**Your goal**
Go through the listing and copy every line word for word.

(Chart and figure data)
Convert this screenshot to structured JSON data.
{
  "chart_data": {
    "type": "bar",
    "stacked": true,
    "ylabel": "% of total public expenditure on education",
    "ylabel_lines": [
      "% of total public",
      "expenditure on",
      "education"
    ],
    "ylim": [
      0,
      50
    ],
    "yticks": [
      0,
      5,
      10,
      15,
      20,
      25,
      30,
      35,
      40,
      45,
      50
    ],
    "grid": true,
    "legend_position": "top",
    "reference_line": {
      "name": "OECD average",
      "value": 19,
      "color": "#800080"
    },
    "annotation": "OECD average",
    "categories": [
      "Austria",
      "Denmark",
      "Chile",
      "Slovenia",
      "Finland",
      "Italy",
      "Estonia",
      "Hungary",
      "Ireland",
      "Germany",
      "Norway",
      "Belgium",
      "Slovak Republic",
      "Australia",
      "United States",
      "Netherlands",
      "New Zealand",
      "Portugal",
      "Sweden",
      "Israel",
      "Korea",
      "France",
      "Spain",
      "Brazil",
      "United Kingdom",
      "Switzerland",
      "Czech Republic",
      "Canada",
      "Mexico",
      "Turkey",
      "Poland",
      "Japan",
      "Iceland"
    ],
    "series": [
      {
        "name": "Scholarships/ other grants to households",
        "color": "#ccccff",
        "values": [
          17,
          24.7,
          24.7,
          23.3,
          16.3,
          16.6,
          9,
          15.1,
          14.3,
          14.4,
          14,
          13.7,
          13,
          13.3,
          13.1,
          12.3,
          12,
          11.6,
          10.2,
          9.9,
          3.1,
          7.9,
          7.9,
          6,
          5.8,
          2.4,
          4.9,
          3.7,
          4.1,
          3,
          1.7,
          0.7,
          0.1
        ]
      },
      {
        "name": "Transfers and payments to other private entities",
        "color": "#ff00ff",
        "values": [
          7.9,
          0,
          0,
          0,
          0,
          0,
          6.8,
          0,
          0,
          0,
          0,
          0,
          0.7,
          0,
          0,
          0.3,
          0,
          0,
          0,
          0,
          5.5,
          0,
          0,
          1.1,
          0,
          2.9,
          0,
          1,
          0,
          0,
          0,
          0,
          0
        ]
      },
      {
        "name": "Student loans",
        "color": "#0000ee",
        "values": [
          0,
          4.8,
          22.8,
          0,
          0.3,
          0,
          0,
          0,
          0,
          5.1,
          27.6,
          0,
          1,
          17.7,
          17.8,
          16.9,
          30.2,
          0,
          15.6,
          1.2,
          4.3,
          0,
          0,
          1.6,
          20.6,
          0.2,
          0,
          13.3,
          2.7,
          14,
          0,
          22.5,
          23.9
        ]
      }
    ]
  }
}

**Answer to this problem**
Convert this screenshot to structured JSON data.
{
  "chart_data": {
    "type": "bar",
    "stacked": true,
    "ylabel": "% of total public expenditure on education",
    "ylabel_lines": [
      "% of total public",
      "expenditure on",
      "education"
    ],
    "ylim": [
      0,
      50
    ],
    "yticks": [
      0,
      5,
      10,
      15,
      20,
      25,
      30,
      35,
      40,
      45,
      50
    ],
    "grid": true,
    "legend_position": "top",
    "reference_line": {
      "name": "OECD average",
      "value": 19,
      "color": "#800080"
    },
    "annotation": "OECD average",
    "categories": [
      "Austria",
      "Denmark",
      "Chile",
      "Slovenia",
      "Finland",
      "Italy",
      "Estonia",
      "Hungary",
      "Ireland",
      "Germany",
      "Norway",
      "Belgium",
      "Slovak Republic",
      "Australia",
      "United States",
      "Netherlands",
      "New Zealand",
      "Portugal",
      "Sweden",
      "Israel",
      "Korea",
      "France",
      "Spain",
      "Brazil",
      "United Kingdom",
      "Switzerland",
      "Czech Republic",
      "Canada",
      "Mexico",
      "Turkey",
      "Poland",
      "Japan",
      "Iceland"
    ],
    "series": [
      {
        "name": "Scholarships/ other grants to households",
        "color": "#ccccff",
        "values": [
          17,
          24.7,
          24.7,
          23.3,
          16.3,
          16.6,
          9,
          15.1,
          14.3,
          14.4,
          14,
          13.7,
          13,
          13.3,
          13.1,
          12.3,
          12,
          11.6,
          10.2,
          9.9,
          3.1,
          7.9,
          7.9,
          6,
          5.8,
          2.4,
          4.9,
          3.7,
          4.1,
          3,
          1.7,
          0.7,
          0.1
        ]
      },
      {
        "name": "Transfers and payments to other private entities",
        "color": "#ff00ff",
        "values": [
          7.9,
          0,
          0,
          0,
          0,
          0,
          6.8,
          0,
          0,
          0,
          0,
          0,
          0.7,
          0,
          0,
          0.3,
          0,
          0,
          0,
          0,
          5.5,
          0,
          0,
          1.1,
          0,
          2.9,
          0,
          1,
          0,
          0,
          0,
          0,
          0
        ]
      },
      {
        "name": "Student loans",
        "color": "#0000ee",
        "values": [
          0,
          4.8,
          22.8,
          0,
          0.3,
          0,
          0,
          0,
          0,
          5.1,
          27.6,
          0,
          1,
          17.7,
          17.8,
          16.9,
          30.2,
          0,
          15.6,
          1.2,
          4.3,
          0,
          0,
          1.6,
          20.6,
          0.2,
          0,
          13.3,
          2.7,
          14,
          0,
          22.5,
          23.9
        ]
      }
    ]
  }
}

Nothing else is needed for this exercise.